(Page excerpt)
++++++++++++++++++++

Compromise Kills Innovation!

The most innovative leaders of our time were mostly assholes. Why? They refused to budge on their idea. Everything in their body told them what needed to be done to make their idea happen, and they refused to compromise on even the smallest details. This is how greatness happens.

True change only happens when someone is unwilling to listen to their critics.

This is also the exact way more careers are killed than any others. It’s all or nothing. Greatness happens at the edges, not in the middle.

Unfortunately, this doesn’t fit well in most corporate environments. Most MBA programs don’t teach you to be a tyrant. Leadership development, in today’s corporate world, is about bringing everyone to the middle. Finding ways that we can all get along. Even suppressing those who push the envelope too far.

We want everyone to line up nice and pretty. To play the role they were hired to play. To be the poster children for compromise.

It’s important for leaders to understand this concept if your job as a leader is to drive innovation and change. You don’t drive this through compromise and you need some renegades on your team, that quite frankly you might not even enjoy being around.

It took me so long to learn this because I was a renegade as an employee. I couldn’t understand why my leaders kept pushing me to compromise when I knew the right way to do something, the better way to do something, the new way to do something.

Once I became a leader I acted the exact same way towards those who were like me. Get back in line. Run the play. Do what the others do. That was the leadership I was taught. I didn’t value those who seemed to be fighting me, just as I use to fight. New leaders struggle with this because we take it personally.

We feel like those renegade employees are actually fighting us. When in reality they’re fighting everything. It’s our job as leaders to understand that the fight they have is super valuable if directed at the right target! To get them to understand they don’t need to fight everyone and everything but pick some fights that help us all and then support that fight.

This isn’t everyone you lead. It’s actually a really tiny number, but it seems bigger because they take up a lot of time and cause a lot of commotion amongst the drones who want to stay in their box. But, this is how change and innovation are born. By one person who is unwilling to compromise because they know a better way and they’re willing to fight to make it a reality.

This isn’t to say it will always work. Most ideas fail, but those who are willing to make an uncompromising stand for their idea, stand a better chance of seeing that idea succeed.

Here’s where I struggle. If we believe the above premise is true, it seems exclusionary. So, can we be innovative and inclusive of thought all at the same time? I’m arguing above that you can’t. What do you think? Hit me in the comments.

3 thoughts on “Compromise Kills Innovation!

  1. This is so interesting. I’d absolutely kill to work somewhere where people don’t have an emotional attachment to their processes.

    I’m not sure about the inclusion aspect. It’s a balance. I’ve worked in places where the main focus is on keeping everyone happy, but what ends up happening is that nothing ever changes. Even when it desperately needs to. Everyone settles into a balance and then doesn’t touch it even 20 or 30 years later. That’s my worst nightmare.

++++++++++++++++++++

(Dataset excerpts)
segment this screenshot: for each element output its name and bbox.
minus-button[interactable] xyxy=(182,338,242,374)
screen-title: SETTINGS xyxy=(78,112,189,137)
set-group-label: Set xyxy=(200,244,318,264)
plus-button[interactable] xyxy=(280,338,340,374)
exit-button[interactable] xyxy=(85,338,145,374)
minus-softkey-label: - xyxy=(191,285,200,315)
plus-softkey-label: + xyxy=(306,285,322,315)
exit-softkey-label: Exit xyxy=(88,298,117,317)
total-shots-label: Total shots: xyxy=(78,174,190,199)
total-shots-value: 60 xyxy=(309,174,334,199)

++++++++++++++++++++

(Assignment 1) Please write out the compromise post word for word, beginning at the words "The most innovative" and ending after "to their critics.".
(Assignment 2) Translate this sentence from the compromise post into Spanish: "Greatness happens at the edges, not in the middle."
(Assignment 3) Carry on the compromise post from its last sentence.
The records are separate material, unrelated to the compromise post.

(Answer 1)
The most innovative leaders of our time were mostly assholes. Why? They refused to budge on their idea. Everything in their body told them what needed to be done to make their idea happen, and they refused to compromise on even the smallest details. This is how greatness happens.

True change only happens when someone is unwilling to listen to their critics.

(Answer 2) La grandeza ocurre en los extremos, no en el medio.

(Answer 3)
    I’m not the right kind of renegade, because I’m also a horrible people pleaser. Maybe that’s conditioning. But I do know that people are more willing to accept a totally different idea when you acknowledge their idea first, point out a few good things about what they’ve said, and then kind of segue to the new idea. Find a part of their idea no matter how small, that you can highlight as awesome and relate it to their strengths in a new process. And give people small choices that help them retain some of their power.

    The people who want everything to stay the same–they aren’t really attached to processes themselves, as they are to feeling secure, and to having a predictable environment that they feel they have some level of control over. (Don’t tell them that though, they don’t know.) That’s not necessarily mutually exclusive to change.

    Not everyone’s ideas can be included, because this is real adult life and we’re going nowhere if we play the compromise game with EVERYONE. Or, we’ll go in a terrible direction.

    But anyone who’s ever done inpatient group therapy knows how to include everyone, even the people who are stuck to their ways in an extreme way, or people who make suggestions that are objectively harmful and NO we are not doing that.
    I’ve worked in psychiatric wards and I’ve worked in offices and it’s honestly a looot less different than you’d like to think, lol.

    It’s inclusion, but it isn’t really compromise. Because we have set goals and objectives here. I have no idea how well this relates to corporate. Just curious about it.

  2. Good post. The opposite could also be said: there are not enough startups that stick to the basic principles of taking their requirements from customers… and who are out to “change the world” on the back of their “visionary CEO” .

    The solution: have the CEO focus on the “why” / the mission / the values and let the product team put those concepts into wireframes while factoring the opinions and input of the users and customers.

  3. A lot of truth in this post. In the hiring process, we always say we want critical thinkers, creative problem solvers, etc. And once we get them – we expect them to toe the line. We think “doing the same thing but faster” is solving the problem. It isn’t.

    You can be innovative and inclusive at the same time. But it hurts. It’s hard. You have to remind yourself that you are attacking a process, and not a person. You attack the process. Not the people.
    The hard part? The people that currently do the process are emotionally tied to it and it sure feels like a personal attack to them.